* **PROBLEM TO SOLVE**
Locate the string "this" in the records below. Copy every line where it occurs.

* **DATA SUPPLIED**

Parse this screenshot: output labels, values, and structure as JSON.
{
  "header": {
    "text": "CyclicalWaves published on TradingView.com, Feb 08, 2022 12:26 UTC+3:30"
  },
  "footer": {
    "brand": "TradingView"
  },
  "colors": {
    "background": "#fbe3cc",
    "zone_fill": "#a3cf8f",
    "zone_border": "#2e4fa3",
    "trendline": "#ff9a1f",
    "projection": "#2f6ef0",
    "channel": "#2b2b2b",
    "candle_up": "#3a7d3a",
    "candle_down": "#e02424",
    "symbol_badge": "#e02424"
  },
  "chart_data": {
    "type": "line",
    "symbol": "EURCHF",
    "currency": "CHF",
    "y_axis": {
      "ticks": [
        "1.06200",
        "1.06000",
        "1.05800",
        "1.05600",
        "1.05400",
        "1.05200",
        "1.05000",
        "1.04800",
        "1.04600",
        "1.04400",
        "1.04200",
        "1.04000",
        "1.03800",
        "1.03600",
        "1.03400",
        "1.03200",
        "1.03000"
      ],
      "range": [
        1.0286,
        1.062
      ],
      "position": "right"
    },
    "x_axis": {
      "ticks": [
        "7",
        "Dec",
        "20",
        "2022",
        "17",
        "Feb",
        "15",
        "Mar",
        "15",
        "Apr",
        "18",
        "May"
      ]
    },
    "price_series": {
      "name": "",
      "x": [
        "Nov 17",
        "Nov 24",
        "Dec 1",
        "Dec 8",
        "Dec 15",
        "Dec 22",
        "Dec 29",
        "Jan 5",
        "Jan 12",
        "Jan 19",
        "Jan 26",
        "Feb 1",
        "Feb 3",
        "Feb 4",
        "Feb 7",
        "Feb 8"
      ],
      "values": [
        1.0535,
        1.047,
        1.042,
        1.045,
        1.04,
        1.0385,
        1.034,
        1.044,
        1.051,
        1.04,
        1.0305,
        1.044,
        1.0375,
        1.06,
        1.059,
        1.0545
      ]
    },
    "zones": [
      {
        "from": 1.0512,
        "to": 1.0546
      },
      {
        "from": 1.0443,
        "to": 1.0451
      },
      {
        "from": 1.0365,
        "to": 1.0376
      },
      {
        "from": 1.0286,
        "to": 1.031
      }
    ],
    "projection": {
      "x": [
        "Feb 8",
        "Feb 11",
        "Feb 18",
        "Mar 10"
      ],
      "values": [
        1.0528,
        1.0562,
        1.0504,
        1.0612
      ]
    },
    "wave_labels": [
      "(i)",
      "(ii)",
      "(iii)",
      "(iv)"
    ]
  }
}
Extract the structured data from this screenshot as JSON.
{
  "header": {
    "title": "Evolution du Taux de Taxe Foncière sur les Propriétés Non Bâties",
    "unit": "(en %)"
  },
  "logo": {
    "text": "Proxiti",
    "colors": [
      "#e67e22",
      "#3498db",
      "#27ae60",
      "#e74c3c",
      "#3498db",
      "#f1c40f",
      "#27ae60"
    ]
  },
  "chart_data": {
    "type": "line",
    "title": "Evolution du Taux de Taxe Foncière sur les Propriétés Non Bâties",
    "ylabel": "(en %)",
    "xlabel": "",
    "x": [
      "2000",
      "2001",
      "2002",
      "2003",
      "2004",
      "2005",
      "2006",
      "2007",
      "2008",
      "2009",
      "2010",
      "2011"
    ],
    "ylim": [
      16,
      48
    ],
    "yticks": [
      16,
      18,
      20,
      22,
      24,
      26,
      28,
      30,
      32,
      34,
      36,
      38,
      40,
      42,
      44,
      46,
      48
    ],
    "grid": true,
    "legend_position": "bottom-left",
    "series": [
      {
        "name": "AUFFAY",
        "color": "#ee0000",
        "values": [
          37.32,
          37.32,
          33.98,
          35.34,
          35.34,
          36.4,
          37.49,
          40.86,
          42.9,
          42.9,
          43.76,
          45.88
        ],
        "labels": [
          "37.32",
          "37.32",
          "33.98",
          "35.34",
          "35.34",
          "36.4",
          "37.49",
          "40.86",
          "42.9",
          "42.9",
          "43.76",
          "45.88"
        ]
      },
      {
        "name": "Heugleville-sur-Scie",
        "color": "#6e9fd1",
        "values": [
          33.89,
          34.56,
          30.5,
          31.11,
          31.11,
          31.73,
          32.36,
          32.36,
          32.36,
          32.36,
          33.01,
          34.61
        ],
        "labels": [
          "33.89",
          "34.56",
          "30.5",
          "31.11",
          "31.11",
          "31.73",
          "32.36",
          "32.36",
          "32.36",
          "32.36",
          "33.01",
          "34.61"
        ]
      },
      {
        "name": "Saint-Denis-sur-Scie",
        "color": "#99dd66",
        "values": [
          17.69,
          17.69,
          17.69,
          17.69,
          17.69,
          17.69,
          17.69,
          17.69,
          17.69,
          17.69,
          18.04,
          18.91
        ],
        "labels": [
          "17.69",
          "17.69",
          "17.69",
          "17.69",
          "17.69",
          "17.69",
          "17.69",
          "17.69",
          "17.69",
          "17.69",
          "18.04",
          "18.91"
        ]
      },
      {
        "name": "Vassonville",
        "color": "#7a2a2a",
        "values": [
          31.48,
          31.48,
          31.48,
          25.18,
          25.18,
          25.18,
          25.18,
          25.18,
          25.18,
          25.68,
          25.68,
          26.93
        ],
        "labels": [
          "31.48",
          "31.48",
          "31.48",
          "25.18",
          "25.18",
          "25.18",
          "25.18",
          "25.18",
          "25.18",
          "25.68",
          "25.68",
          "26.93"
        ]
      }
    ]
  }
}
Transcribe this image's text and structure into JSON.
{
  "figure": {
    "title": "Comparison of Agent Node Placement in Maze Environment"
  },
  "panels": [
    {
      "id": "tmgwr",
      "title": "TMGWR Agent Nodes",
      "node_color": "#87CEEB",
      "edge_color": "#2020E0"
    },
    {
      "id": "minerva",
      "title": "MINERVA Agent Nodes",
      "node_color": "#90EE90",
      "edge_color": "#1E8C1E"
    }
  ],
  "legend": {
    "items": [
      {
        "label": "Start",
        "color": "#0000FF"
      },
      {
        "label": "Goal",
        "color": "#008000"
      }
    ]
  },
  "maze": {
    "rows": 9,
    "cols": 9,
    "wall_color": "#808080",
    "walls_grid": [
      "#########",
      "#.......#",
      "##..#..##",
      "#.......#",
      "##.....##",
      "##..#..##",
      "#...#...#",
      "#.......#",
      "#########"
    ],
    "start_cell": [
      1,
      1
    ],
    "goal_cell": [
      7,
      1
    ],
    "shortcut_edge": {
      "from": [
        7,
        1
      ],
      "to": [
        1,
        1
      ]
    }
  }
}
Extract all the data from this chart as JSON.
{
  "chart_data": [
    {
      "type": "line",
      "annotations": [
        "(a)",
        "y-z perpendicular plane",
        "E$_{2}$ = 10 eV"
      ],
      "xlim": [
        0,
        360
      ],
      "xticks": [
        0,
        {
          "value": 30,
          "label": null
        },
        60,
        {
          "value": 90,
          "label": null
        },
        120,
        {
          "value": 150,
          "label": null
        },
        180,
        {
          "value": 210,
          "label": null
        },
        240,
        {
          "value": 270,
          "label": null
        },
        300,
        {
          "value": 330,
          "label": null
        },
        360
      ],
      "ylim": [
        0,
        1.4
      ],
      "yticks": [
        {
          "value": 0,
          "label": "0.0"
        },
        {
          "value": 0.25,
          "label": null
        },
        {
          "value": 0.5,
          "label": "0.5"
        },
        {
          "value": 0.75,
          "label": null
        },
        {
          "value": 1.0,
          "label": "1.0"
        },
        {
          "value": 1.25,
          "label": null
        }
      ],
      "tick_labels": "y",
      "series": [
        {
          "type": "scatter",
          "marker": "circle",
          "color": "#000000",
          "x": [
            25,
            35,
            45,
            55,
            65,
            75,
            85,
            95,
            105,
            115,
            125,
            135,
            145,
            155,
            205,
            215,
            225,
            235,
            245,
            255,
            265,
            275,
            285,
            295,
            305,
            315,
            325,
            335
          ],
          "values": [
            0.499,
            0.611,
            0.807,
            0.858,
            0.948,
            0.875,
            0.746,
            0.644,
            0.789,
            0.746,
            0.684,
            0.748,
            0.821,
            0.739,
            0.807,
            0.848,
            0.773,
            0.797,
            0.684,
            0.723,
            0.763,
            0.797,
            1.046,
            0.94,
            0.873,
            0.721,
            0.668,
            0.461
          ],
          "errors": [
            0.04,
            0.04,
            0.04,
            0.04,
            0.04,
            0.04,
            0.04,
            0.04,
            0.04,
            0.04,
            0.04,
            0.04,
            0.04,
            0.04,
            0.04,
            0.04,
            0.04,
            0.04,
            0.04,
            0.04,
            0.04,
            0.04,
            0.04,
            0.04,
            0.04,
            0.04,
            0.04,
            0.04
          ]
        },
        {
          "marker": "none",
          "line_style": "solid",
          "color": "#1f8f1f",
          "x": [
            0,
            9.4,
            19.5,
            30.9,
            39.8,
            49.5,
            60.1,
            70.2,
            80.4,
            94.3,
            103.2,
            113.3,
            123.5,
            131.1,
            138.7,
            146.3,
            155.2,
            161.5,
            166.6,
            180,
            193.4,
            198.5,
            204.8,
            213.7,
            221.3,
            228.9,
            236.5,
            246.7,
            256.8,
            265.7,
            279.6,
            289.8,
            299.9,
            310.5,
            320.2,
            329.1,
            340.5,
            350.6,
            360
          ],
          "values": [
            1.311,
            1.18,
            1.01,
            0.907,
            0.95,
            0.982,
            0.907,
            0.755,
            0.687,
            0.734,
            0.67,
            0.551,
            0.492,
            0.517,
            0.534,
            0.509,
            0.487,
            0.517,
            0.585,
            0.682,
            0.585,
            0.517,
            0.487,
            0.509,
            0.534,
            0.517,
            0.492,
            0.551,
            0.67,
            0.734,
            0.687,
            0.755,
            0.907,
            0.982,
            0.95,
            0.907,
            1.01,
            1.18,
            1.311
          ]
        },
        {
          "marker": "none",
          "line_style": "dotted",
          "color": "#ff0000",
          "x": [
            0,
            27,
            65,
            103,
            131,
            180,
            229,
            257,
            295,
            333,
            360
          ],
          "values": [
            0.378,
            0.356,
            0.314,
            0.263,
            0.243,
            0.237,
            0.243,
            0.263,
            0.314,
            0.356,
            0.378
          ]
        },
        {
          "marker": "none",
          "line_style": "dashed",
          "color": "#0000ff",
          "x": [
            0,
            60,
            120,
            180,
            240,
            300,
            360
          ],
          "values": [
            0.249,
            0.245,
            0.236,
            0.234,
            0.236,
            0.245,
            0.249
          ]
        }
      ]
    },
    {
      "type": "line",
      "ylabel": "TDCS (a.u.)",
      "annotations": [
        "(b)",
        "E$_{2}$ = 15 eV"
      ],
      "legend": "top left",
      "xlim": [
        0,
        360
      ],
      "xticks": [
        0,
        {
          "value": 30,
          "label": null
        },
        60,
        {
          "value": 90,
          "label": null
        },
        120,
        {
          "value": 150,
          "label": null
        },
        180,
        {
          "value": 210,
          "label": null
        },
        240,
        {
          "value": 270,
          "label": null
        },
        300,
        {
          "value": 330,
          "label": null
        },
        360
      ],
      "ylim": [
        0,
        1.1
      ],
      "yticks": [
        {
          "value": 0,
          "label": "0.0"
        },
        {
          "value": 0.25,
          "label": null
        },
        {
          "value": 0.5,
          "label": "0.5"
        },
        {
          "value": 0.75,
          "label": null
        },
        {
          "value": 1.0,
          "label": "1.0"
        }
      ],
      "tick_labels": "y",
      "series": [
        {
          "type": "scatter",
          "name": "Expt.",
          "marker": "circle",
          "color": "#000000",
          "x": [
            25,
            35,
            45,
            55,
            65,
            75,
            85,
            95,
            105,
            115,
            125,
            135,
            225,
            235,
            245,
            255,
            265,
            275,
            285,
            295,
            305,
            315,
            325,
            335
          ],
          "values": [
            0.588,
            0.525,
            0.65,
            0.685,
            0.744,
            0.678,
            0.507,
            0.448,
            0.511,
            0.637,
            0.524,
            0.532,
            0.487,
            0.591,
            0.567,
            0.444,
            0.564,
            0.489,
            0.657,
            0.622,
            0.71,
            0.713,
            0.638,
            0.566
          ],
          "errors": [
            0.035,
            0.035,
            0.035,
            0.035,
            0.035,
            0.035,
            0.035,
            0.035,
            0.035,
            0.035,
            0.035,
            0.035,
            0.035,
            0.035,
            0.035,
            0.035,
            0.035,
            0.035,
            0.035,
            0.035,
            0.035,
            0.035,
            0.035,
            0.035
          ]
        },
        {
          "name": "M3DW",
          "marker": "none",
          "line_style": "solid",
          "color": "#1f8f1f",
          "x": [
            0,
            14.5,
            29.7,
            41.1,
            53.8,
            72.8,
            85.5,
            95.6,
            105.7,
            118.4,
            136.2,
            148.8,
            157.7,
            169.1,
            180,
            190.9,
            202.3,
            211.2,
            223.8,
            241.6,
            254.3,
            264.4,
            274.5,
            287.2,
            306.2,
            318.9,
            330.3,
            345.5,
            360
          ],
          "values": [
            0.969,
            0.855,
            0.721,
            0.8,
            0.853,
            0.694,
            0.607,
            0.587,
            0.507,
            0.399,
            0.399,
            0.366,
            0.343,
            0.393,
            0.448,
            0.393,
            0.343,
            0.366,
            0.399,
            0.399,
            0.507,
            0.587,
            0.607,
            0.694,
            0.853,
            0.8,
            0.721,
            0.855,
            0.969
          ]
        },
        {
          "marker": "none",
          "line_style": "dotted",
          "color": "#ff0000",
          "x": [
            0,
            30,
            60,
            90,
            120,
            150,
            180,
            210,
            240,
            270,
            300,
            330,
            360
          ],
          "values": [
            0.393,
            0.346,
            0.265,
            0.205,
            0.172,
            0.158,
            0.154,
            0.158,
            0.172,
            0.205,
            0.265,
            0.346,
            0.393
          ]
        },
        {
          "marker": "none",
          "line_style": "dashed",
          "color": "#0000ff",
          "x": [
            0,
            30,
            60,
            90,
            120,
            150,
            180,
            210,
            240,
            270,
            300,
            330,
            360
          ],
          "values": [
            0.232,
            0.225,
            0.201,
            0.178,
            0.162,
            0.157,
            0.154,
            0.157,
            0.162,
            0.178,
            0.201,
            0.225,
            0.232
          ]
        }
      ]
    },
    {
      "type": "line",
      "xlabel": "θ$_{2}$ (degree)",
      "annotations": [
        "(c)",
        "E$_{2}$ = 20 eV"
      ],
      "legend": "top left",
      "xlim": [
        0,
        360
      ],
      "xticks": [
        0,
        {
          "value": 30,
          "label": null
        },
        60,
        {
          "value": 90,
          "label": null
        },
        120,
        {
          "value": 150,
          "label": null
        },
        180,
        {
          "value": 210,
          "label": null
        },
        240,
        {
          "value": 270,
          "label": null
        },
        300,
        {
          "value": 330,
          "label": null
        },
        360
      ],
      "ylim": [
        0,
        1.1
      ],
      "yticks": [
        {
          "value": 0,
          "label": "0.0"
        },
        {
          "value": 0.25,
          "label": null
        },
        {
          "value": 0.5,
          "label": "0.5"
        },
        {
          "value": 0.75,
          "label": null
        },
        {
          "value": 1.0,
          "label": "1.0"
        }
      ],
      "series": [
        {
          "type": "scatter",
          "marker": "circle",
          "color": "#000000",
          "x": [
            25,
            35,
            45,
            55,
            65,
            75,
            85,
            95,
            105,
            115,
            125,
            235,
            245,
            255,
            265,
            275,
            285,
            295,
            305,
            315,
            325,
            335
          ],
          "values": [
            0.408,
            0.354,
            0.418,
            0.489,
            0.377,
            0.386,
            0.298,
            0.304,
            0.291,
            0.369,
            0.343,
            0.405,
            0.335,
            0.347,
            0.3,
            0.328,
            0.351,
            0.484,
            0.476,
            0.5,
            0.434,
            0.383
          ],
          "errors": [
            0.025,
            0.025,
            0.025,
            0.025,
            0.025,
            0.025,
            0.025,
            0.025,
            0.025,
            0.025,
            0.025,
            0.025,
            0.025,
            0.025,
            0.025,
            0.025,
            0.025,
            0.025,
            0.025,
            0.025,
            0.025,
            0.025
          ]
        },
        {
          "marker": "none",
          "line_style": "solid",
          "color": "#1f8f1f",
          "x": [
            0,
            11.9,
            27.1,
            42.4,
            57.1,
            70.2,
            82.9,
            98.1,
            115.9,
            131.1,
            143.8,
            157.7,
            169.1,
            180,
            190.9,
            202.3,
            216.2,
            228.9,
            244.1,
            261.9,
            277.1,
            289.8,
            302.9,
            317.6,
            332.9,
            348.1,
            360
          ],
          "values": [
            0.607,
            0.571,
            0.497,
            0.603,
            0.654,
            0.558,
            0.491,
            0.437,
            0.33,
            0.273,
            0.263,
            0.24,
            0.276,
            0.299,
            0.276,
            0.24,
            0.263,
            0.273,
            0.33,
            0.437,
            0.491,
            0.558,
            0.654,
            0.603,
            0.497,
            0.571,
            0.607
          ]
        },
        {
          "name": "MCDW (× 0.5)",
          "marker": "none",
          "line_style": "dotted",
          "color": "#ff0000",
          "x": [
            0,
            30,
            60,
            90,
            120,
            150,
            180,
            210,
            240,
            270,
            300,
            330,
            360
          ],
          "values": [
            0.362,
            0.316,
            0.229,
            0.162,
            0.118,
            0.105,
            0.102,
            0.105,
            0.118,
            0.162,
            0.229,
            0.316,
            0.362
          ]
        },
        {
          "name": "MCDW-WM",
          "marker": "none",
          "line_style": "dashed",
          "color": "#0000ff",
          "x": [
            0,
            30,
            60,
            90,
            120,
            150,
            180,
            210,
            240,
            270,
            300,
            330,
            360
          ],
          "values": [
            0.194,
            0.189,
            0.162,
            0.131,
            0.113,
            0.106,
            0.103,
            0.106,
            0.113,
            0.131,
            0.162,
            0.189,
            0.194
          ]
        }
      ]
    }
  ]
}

* **FINAL RESULT**
Parse this screenshot: output labels, values, and structure as JSON.
Extract the structured data from this screenshot as JSON.
Transcribe this image's text and structure into JSON.
Extract all the data from this chart as JSON.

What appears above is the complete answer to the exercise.